Saved entries
(begin)
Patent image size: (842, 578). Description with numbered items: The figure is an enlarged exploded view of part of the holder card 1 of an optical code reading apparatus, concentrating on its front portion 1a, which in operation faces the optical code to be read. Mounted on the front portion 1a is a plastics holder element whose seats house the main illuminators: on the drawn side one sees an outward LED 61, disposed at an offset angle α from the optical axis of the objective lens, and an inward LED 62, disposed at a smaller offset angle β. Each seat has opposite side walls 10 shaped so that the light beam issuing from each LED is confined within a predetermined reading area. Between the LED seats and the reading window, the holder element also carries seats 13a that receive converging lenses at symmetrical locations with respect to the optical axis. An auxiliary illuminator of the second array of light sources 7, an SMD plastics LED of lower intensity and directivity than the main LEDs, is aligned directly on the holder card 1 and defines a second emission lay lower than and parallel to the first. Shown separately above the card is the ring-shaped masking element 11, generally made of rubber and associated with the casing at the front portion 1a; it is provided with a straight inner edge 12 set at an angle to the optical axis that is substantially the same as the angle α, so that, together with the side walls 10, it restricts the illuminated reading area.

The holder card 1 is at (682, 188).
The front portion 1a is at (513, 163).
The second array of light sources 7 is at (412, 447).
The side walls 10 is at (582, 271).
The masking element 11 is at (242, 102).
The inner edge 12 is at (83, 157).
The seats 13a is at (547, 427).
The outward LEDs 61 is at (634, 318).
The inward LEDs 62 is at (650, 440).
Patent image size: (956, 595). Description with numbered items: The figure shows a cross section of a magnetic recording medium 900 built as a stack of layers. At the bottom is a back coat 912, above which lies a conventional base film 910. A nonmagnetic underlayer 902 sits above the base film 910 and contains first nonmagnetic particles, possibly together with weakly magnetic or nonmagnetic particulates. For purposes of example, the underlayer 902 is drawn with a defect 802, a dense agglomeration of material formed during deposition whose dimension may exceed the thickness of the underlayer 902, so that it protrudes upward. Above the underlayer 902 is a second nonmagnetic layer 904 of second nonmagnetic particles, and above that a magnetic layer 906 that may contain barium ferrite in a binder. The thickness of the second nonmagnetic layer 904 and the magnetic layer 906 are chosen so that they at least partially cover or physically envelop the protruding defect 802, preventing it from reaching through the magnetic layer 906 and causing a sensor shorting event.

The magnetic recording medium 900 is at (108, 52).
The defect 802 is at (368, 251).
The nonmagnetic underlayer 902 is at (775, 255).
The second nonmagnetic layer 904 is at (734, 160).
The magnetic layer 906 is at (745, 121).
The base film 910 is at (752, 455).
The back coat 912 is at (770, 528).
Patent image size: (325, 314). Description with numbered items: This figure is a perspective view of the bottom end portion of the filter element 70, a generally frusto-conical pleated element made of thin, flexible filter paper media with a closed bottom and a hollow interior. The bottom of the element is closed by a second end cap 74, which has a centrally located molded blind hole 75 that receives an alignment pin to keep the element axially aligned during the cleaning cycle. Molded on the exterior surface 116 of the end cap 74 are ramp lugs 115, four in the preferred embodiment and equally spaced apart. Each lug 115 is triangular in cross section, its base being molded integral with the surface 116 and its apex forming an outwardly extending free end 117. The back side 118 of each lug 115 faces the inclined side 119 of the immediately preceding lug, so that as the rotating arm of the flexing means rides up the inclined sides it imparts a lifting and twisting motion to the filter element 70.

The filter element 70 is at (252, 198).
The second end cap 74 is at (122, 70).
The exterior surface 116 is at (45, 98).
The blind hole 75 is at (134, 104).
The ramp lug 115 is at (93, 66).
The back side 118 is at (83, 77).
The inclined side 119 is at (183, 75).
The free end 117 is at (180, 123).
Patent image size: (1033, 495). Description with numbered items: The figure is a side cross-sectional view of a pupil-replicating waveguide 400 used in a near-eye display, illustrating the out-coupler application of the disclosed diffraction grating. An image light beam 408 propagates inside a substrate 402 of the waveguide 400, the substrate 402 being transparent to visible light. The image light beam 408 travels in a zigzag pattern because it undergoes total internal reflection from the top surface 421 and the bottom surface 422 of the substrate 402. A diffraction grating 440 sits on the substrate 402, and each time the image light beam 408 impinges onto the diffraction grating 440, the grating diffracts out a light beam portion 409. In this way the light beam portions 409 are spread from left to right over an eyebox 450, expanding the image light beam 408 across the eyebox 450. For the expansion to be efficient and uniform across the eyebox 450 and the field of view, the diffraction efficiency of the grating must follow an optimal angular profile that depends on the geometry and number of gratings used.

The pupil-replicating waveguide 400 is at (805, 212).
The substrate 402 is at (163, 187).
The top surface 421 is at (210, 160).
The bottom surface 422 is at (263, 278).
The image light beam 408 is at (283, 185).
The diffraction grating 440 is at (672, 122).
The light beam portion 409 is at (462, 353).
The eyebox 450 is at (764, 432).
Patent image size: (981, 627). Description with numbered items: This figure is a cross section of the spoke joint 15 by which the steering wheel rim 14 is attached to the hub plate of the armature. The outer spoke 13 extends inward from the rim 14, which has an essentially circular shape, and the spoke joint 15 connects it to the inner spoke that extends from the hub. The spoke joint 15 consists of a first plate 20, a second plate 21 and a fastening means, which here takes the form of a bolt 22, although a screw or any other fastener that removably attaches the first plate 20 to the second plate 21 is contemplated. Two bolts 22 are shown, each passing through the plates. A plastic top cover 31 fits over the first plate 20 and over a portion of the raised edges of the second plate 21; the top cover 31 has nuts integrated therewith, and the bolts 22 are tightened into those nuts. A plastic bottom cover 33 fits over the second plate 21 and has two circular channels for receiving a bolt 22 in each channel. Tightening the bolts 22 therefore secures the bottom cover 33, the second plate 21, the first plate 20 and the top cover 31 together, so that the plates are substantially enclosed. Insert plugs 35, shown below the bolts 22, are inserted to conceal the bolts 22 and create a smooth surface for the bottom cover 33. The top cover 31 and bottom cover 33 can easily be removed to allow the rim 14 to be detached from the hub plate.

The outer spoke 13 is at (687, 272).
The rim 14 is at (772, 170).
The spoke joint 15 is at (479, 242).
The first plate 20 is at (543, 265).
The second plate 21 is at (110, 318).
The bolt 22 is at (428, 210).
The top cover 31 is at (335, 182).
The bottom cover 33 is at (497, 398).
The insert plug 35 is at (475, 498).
(end)
**Exercise:** Rewrite every line of the data above as a JSON list of strings, with one string per line and blank lines left out.

**Exercise result:**
[
  "Patent image size: (842, 578). Description with numbered items: The figure is an enlarged exploded view of part of the holder card 1 of an optical code reading apparatus, concentrating on its front portion 1a, which in operation faces the optical code to be read. Mounted on the front portion 1a is a plastics holder element whose seats house the main illuminators: on the drawn side one sees an outward LED 61, disposed at an offset angle α from the optical axis of the objective lens, and an inward LED 62, disposed at a smaller offset angle β. Each seat has opposite side walls 10 shaped so that the light beam issuing from each LED is confined within a predetermined reading area. Between the LED seats and the reading window, the holder element also carries seats 13a that receive converging lenses at symmetrical locations with respect to the optical axis. An auxiliary illuminator of the second array of light sources 7, an SMD plastics LED of lower intensity and directivity than the main LEDs, is aligned directly on the holder card 1 and defines a second emission lay lower than and parallel to the first. Shown separately above the card is the ring-shaped masking element 11, generally made of rubber and associated with the casing at the front portion 1a; it is provided with a straight inner edge 12 set at an angle to the optical axis that is substantially the same as the angle α, so that, together with the side walls 10, it restricts the illuminated reading area.",
  "The holder card 1 is at (682, 188).",
  "The front portion 1a is at (513, 163).",
  "The second array of light sources 7 is at (412, 447).",
  "The side walls 10 is at (582, 271).",
  "The masking element 11 is at (242, 102).",
  "The inner edge 12 is at (83, 157).",
  "The seats 13a is at (547, 427).",
  "The outward LEDs 61 is at (634, 318).",
  "The inward LEDs 62 is at (650, 440).",
  "Patent image size: (956, 595). Description with numbered items: The figure shows a cross section of a magnetic recording medium 900 built as a stack of layers. At the bottom is a back coat 912, above which lies a conventional base film 910. A nonmagnetic underlayer 902 sits above the base film 910 and contains first nonmagnetic particles, possibly together with weakly magnetic or nonmagnetic particulates. For purposes of example, the underlayer 902 is drawn with a defect 802, a dense agglomeration of material formed during deposition whose dimension may exceed the thickness of the underlayer 902, so that it protrudes upward. Above the underlayer 902 is a second nonmagnetic layer 904 of second nonmagnetic particles, and above that a magnetic layer 906 that may contain barium ferrite in a binder. The thickness of the second nonmagnetic layer 904 and the magnetic layer 906 are chosen so that they at least partially cover or physically envelop the protruding defect 802, preventing it from reaching through the magnetic layer 906 and causing a sensor shorting event.",
  "The magnetic recording medium 900 is at (108, 52).",
  "The defect 802 is at (368, 251).",
  "The nonmagnetic underlayer 902 is at (775, 255).",
  "The second nonmagnetic layer 904 is at (734, 160).",
  "The magnetic layer 906 is at (745, 121).",
  "The base film 910 is at (752, 455).",
  "The back coat 912 is at (770, 528).",
  "Patent image size: (325, 314). Description with numbered items: This figure is a perspective view of the bottom end portion of the filter element 70, a generally frusto-conical pleated element made of thin, flexible filter paper media with a closed bottom and a hollow interior. The bottom of the element is closed by a second end cap 74, which has a centrally located molded blind hole 75 that receives an alignment pin to keep the element axially aligned during the cleaning cycle. Molded on the exterior surface 116 of the end cap 74 are ramp lugs 115, four in the preferred embodiment and equally spaced apart. Each lug 115 is triangular in cross section, its base being molded integral with the surface 116 and its apex forming an outwardly extending free end 117. The back side 118 of each lug 115 faces the inclined side 119 of the immediately preceding lug, so that as the rotating arm of the flexing means rides up the inclined sides it imparts a lifting and twisting motion to the filter element 70.",
  "The filter element 70 is at (252, 198).",
  "The second end cap 74 is at (122, 70).",
  "The exterior surface 116 is at (45, 98).",
  "The blind hole 75 is at (134, 104).",
  "The ramp lug 115 is at (93, 66).",
  "The back side 118 is at (83, 77).",
  "The inclined side 119 is at (183, 75).",
  "The free end 117 is at (180, 123).",
  "Patent image size: (1033, 495). Description with numbered items: The figure is a side cross-sectional view of a pupil-replicating waveguide 400 used in a near-eye display, illustrating the out-coupler application of the disclosed diffraction grating. An image light beam 408 propagates inside a substrate 402 of the waveguide 400, the substrate 402 being transparent to visible light. The image light beam 408 travels in a zigzag pattern because it undergoes total internal reflection from the top surface 421 and the bottom surface 422 of the substrate 402. A diffraction grating 440 sits on the substrate 402, and each time the image light beam 408 impinges onto the diffraction grating 440, the grating diffracts out a light beam portion 409. In this way the light beam portions 409 are spread from left to right over an eyebox 450, expanding the image light beam 408 across the eyebox 450. For the expansion to be efficient and uniform across the eyebox 450 and the field of view, the diffraction efficiency of the grating must follow an optimal angular profile that depends on the geometry and number of gratings used.",
  "The pupil-replicating waveguide 400 is at (805, 212).",
  "The substrate 402 is at (163, 187).",
  "The top surface 421 is at (210, 160).",
  "The bottom surface 422 is at (263, 278).",
  "The image light beam 408 is at (283, 185).",
  "The diffraction grating 440 is at (672, 122).",
  "The light beam portion 409 is at (462, 353).",
  "The eyebox 450 is at (764, 432).",
  "Patent image size: (981, 627). Description with numbered items: This figure is a cross section of the spoke joint 15 by which the steering wheel rim 14 is attached to the hub plate of the armature. The outer spoke 13 extends inward from the rim 14, which has an essentially circular shape, and the spoke joint 15 connects it to the inner spoke that extends from the hub. The spoke joint 15 consists of a first plate 20, a second plate 21 and a fastening means, which here takes the form of a bolt 22, although a screw or any other fastener that removably attaches the first plate 20 to the second plate 21 is contemplated. Two bolts 22 are shown, each passing through the plates. A plastic top cover 31 fits over the first plate 20 and over a portion of the raised edges of the second plate 21; the top cover 31 has nuts integrated therewith, and the bolts 22 are tightened into those nuts. A plastic bottom cover 33 fits over the second plate 21 and has two circular channels for receiving a bolt 22 in each channel. Tightening the bolts 22 therefore secures the bottom cover 33, the second plate 21, the first plate 20 and the top cover 31 together, so that the plates are substantially enclosed. Insert plugs 35, shown below the bolts 22, are inserted to conceal the bolts 22 and create a smooth surface for the bottom cover 33. The top cover 31 and bottom cover 33 can easily be removed to allow the rim 14 to be detached from the hub plate.",
  "The outer spoke 13 is at (687, 272).",
  "The rim 14 is at (772, 170).",
  "The spoke joint 15 is at (479, 242).",
  "The first plate 20 is at (543, 265).",
  "The second plate 21 is at (110, 318).",
  "The bolt 22 is at (428, 210).",
  "The top cover 31 is at (335, 182).",
  "The bottom cover 33 is at (497, 398).",
  "The insert plug 35 is at (475, 498)."
]